## Start Listed records

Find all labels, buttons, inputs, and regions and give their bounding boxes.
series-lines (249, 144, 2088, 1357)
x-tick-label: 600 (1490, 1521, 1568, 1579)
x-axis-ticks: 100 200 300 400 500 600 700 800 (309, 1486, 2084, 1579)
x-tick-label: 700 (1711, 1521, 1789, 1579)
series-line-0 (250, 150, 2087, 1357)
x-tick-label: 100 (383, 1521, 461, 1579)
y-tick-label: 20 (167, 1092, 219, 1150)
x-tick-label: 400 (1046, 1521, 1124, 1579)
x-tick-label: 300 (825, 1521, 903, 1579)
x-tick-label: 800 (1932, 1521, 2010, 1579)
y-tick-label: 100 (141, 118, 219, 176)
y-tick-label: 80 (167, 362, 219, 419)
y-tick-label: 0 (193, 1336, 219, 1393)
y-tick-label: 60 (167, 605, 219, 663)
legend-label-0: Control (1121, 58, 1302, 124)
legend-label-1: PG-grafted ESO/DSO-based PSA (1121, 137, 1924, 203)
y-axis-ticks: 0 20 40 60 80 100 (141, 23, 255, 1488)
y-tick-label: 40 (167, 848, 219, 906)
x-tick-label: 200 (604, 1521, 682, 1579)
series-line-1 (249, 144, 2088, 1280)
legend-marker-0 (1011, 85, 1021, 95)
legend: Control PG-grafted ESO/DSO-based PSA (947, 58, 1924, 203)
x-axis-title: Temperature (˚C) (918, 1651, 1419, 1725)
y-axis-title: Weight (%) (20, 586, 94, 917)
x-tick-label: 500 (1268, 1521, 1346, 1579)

## End Listed records

What to produce:
Reproduce each of the items above verbatim, in the same order, without any alteration.

Solution to this task:
Find all labels, buttons, inputs, and regions and give their bounding boxes.
series-lines (249, 144, 2088, 1357)
x-tick-label: 600 (1490, 1521, 1568, 1579)
x-axis-ticks: 100 200 300 400 500 600 700 800 (309, 1486, 2084, 1579)
x-tick-label: 700 (1711, 1521, 1789, 1579)
series-line-0 (250, 150, 2087, 1357)
x-tick-label: 100 (383, 1521, 461, 1579)
y-tick-label: 20 (167, 1092, 219, 1150)
x-tick-label: 400 (1046, 1521, 1124, 1579)
x-tick-label: 300 (825, 1521, 903, 1579)
x-tick-label: 800 (1932, 1521, 2010, 1579)
y-tick-label: 100 (141, 118, 219, 176)
y-tick-label: 80 (167, 362, 219, 419)
y-tick-label: 0 (193, 1336, 219, 1393)
y-tick-label: 60 (167, 605, 219, 663)
legend-label-0: Control (1121, 58, 1302, 124)
legend-label-1: PG-grafted ESO/DSO-based PSA (1121, 137, 1924, 203)
y-axis-ticks: 0 20 40 60 80 100 (141, 23, 255, 1488)
y-tick-label: 40 (167, 848, 219, 906)
x-tick-label: 200 (604, 1521, 682, 1579)
series-line-1 (249, 144, 2088, 1280)
legend-marker-0 (1011, 85, 1021, 95)
legend: Control PG-grafted ESO/DSO-based PSA (947, 58, 1924, 203)
x-axis-title: Temperature (˚C) (918, 1651, 1419, 1725)
y-axis-title: Weight (%) (20, 586, 94, 917)
x-tick-label: 500 (1268, 1521, 1346, 1579)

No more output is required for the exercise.